AIM: Can you transcribe every record below exactly as it appears?

--- Start RECORDS FOR THE TASK ---

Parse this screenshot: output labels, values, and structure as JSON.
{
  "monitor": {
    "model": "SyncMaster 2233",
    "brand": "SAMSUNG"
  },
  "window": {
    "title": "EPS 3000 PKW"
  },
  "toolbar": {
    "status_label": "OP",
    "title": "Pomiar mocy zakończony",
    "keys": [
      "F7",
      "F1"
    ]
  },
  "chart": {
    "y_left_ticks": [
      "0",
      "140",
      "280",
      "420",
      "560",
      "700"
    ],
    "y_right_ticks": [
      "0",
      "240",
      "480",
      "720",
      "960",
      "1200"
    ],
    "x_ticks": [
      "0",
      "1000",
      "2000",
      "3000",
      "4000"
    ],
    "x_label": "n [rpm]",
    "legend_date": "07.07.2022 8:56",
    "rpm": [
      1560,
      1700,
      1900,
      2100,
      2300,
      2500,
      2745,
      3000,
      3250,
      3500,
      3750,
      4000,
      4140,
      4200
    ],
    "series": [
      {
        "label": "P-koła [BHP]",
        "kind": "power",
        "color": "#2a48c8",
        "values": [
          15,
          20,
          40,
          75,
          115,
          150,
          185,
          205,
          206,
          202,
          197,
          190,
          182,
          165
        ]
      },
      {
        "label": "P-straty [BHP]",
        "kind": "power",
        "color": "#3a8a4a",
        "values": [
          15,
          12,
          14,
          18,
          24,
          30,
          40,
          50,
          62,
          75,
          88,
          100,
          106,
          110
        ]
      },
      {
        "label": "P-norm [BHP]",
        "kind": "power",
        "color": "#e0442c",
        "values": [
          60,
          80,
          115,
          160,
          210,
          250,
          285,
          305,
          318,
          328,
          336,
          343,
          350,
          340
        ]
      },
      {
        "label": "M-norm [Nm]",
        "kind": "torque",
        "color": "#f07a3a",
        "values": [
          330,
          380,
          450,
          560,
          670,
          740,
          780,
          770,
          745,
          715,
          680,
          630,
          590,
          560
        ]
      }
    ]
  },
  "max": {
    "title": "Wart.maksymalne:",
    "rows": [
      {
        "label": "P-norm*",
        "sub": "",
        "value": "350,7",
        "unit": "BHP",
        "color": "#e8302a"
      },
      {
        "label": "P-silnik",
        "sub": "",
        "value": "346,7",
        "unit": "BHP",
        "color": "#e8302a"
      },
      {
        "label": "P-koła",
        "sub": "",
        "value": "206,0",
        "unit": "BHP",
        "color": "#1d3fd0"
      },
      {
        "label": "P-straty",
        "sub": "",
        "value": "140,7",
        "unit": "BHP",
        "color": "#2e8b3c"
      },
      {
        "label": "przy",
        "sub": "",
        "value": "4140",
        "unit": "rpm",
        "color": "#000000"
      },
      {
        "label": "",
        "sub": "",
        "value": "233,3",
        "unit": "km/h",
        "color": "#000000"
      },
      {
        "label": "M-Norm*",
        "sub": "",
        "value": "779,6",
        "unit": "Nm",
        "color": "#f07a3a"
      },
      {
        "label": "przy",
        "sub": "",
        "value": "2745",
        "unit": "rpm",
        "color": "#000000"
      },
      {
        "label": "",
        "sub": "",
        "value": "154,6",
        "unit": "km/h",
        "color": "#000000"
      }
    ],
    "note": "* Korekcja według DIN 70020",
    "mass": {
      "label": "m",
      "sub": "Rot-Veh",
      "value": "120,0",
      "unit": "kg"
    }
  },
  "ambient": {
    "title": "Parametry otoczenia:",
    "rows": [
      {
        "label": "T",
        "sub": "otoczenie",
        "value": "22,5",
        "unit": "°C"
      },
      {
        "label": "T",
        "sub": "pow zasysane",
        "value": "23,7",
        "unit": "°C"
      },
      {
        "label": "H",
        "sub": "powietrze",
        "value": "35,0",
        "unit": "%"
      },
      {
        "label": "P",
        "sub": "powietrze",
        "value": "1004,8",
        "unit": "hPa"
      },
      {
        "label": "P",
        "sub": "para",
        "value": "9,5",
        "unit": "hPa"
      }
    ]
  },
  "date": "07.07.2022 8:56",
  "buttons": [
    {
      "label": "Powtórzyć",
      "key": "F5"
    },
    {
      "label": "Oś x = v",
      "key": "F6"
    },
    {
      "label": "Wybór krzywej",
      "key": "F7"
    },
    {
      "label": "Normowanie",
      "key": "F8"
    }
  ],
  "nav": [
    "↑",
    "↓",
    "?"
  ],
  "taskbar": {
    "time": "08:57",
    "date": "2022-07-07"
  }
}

--- End RECORDS FOR THE TASK ---

THE REPLY:
Parse this screenshot: output labels, values, and structure as JSON.
{
  "monitor": {
    "model": "SyncMaster 2233",
    "brand": "SAMSUNG"
  },
  "window": {
    "title": "EPS 3000 PKW"
  },
  "toolbar": {
    "status_label": "OP",
    "title": "Pomiar mocy zakończony",
    "keys": [
      "F7",
      "F1"
    ]
  },
  "chart": {
    "y_left_ticks": [
      "0",
      "140",
      "280",
      "420",
      "560",
      "700"
    ],
    "y_right_ticks": [
      "0",
      "240",
      "480",
      "720",
      "960",
      "1200"
    ],
    "x_ticks": [
      "0",
      "1000",
      "2000",
      "3000",
      "4000"
    ],
    "x_label": "n [rpm]",
    "legend_date": "07.07.2022 8:56",
    "rpm": [
      1560,
      1700,
      1900,
      2100,
      2300,
      2500,
      2745,
      3000,
      3250,
      3500,
      3750,
      4000,
      4140,
      4200
    ],
    "series": [
      {
        "label": "P-koła [BHP]",
        "kind": "power",
        "color": "#2a48c8",
        "values": [
          15,
          20,
          40,
          75,
          115,
          150,
          185,
          205,
          206,
          202,
          197,
          190,
          182,
          165
        ]
      },
      {
        "label": "P-straty [BHP]",
        "kind": "power",
        "color": "#3a8a4a",
        "values": [
          15,
          12,
          14,
          18,
          24,
          30,
          40,
          50,
          62,
          75,
          88,
          100,
          106,
          110
        ]
      },
      {
        "label": "P-norm [BHP]",
        "kind": "power",
        "color": "#e0442c",
        "values": [
          60,
          80,
          115,
          160,
          210,
          250,
          285,
          305,
          318,
          328,
          336,
          343,
          350,
          340
        ]
      },
      {
        "label": "M-norm [Nm]",
        "kind": "torque",
        "color": "#f07a3a",
        "values": [
          330,
          380,
          450,
          560,
          670,
          740,
          780,
          770,
          745,
          715,
          680,
          630,
          590,
          560
        ]
      }
    ]
  },
  "max": {
    "title": "Wart.maksymalne:",
    "rows": [
      {
        "label": "P-norm*",
        "sub": "",
        "value": "350,7",
        "unit": "BHP",
        "color": "#e8302a"
      },
      {
        "label": "P-silnik",
        "sub": "",
        "value": "346,7",
        "unit": "BHP",
        "color": "#e8302a"
      },
      {
        "label": "P-koła",
        "sub": "",
        "value": "206,0",
        "unit": "BHP",
        "color": "#1d3fd0"
      },
      {
        "label": "P-straty",
        "sub": "",
        "value": "140,7",
        "unit": "BHP",
        "color": "#2e8b3c"
      },
      {
        "label": "przy",
        "sub": "",
        "value": "4140",
        "unit": "rpm",
        "color": "#000000"
      },
      {
        "label": "",
        "sub": "",
        "value": "233,3",
        "unit": "km/h",
        "color": "#000000"
      },
      {
        "label": "M-Norm*",
        "sub": "",
        "value": "779,6",
        "unit": "Nm",
        "color": "#f07a3a"
      },
      {
        "label": "przy",
        "sub": "",
        "value": "2745",
        "unit": "rpm",
        "color": "#000000"
      },
      {
        "label": "",
        "sub": "",
        "value": "154,6",
        "unit": "km/h",
        "color": "#000000"
      }
    ],
    "note": "* Korekcja według DIN 70020",
    "mass": {
      "label": "m",
      "sub": "Rot-Veh",
      "value": "120,0",
      "unit": "kg"
    }
  },
  "ambient": {
    "title": "Parametry otoczenia:",
    "rows": [
      {
        "label": "T",
        "sub": "otoczenie",
        "value": "22,5",
        "unit": "°C"
      },
      {
        "label": "T",
        "sub": "pow zasysane",
        "value": "23,7",
        "unit": "°C"
      },
      {
        "label": "H",
        "sub": "powietrze",
        "value": "35,0",
        "unit": "%"
      },
      {
        "label": "P",
        "sub": "powietrze",
        "value": "1004,8",
        "unit": "hPa"
      },
      {
        "label": "P",
        "sub": "para",
        "value": "9,5",
        "unit": "hPa"
      }
    ]
  },
  "date": "07.07.2022 8:56",
  "buttons": [
    {
      "label": "Powtórzyć",
      "key": "F5"
    },
    {
      "label": "Oś x = v",
      "key": "F6"
    },
    {
      "label": "Wybór krzywej",
      "key": "F7"
    },
    {
      "label": "Normowanie",
      "key": "F8"
    }
  ],
  "nav": [
    "↑",
    "↓",
    "?"
  ],
  "taskbar": {
    "time": "08:57",
    "date": "2022-07-07"
  }
}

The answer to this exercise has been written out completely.